** Start of Material for this exercise **

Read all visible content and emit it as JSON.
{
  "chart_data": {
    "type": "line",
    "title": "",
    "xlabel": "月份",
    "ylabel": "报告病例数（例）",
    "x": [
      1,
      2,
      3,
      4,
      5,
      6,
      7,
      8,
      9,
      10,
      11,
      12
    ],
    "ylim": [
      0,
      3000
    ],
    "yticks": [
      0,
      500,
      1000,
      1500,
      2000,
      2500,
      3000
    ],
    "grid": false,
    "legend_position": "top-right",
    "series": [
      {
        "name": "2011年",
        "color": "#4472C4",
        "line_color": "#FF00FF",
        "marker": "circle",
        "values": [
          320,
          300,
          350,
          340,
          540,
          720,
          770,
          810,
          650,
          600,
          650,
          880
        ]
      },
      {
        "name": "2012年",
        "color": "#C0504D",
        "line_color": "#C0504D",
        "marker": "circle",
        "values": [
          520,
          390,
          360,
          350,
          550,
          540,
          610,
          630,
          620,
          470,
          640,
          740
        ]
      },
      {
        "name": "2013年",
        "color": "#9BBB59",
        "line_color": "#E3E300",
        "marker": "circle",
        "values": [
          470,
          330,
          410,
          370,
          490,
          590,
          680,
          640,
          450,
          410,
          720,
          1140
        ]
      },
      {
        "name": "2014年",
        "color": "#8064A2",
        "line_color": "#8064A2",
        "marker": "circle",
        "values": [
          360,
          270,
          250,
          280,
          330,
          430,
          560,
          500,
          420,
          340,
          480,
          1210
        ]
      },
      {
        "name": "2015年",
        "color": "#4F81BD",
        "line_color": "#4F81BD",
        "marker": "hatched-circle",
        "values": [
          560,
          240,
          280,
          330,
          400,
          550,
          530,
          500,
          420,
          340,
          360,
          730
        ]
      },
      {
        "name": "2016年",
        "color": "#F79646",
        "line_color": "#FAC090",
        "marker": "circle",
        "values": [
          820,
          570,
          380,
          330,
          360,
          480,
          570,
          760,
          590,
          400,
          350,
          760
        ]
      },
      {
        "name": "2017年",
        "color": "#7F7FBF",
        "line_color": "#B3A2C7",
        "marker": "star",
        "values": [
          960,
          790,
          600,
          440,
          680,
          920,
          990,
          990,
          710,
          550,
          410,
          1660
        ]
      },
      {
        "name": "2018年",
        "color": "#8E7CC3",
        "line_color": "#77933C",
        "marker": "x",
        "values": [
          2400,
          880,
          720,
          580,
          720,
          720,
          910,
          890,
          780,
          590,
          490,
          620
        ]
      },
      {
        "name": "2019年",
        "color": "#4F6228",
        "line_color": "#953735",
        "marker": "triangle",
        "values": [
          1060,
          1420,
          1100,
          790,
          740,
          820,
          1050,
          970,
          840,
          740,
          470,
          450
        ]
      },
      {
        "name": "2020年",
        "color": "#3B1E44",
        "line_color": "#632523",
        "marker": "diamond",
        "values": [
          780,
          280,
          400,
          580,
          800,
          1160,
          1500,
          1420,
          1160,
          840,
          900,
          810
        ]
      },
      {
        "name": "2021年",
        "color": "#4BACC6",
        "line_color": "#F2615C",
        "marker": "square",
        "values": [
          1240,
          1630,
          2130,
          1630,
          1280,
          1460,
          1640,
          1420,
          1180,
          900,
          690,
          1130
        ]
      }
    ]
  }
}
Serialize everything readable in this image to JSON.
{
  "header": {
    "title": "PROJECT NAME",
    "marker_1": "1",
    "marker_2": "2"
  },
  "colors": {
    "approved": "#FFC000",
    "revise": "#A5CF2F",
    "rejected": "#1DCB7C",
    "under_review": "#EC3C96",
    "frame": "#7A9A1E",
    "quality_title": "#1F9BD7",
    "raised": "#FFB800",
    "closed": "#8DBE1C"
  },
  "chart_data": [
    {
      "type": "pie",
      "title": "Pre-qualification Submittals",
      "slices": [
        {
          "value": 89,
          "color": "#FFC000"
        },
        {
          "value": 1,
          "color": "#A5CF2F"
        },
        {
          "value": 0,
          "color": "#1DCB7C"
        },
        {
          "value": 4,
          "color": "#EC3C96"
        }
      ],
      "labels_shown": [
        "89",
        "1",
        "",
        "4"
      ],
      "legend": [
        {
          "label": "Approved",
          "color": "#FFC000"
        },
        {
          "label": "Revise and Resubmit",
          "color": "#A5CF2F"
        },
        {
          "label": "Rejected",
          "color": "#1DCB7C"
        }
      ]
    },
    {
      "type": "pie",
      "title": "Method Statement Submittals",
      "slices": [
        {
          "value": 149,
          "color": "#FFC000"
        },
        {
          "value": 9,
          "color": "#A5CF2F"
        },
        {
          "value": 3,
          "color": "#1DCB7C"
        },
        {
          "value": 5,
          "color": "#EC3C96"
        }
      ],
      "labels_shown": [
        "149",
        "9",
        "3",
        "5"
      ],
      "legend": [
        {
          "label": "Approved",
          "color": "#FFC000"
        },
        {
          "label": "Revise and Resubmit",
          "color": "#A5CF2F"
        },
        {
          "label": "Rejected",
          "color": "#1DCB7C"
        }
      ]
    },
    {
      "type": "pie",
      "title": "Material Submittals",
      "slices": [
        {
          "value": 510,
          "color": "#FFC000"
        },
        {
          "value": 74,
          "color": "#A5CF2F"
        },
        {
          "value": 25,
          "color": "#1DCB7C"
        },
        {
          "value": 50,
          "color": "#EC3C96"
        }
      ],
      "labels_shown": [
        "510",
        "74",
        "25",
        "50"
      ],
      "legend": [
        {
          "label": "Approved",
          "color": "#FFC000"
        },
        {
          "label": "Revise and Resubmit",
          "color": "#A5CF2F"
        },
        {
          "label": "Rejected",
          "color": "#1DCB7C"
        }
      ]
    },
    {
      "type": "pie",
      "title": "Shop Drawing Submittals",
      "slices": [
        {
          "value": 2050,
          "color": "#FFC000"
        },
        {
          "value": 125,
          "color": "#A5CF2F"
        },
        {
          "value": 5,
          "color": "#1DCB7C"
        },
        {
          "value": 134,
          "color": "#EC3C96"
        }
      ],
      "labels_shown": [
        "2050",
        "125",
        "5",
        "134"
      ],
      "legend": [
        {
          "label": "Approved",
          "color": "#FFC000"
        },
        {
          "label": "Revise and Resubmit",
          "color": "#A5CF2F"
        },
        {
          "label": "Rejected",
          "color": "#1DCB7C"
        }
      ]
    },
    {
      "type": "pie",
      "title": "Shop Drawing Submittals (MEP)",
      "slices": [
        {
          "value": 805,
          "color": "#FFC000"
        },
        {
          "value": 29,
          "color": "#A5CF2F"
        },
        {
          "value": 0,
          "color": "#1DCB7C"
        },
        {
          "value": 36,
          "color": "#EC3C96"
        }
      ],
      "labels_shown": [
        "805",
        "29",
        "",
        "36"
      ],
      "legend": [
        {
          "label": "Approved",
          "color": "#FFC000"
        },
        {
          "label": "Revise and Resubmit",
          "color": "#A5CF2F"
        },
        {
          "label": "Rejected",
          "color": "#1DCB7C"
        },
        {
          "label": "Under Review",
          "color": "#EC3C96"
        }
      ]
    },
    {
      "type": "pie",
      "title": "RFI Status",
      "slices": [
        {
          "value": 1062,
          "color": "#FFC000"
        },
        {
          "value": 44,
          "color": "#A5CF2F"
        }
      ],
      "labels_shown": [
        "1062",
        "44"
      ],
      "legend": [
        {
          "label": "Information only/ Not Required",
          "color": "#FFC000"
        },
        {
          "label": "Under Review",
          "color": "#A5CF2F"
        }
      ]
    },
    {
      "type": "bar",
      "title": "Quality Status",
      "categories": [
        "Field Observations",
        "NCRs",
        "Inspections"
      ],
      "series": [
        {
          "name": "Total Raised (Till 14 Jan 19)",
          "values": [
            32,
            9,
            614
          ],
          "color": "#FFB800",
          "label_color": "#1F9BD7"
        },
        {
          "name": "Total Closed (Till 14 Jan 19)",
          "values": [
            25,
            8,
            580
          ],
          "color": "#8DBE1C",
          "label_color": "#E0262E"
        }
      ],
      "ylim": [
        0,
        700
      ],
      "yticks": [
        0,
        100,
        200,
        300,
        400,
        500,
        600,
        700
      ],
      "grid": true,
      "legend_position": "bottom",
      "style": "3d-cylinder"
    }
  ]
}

** End of Material for this exercise **

▸ **The task**
Count the lines above that contain the word "Total", and give only that number.

▸ **Result of this task**
2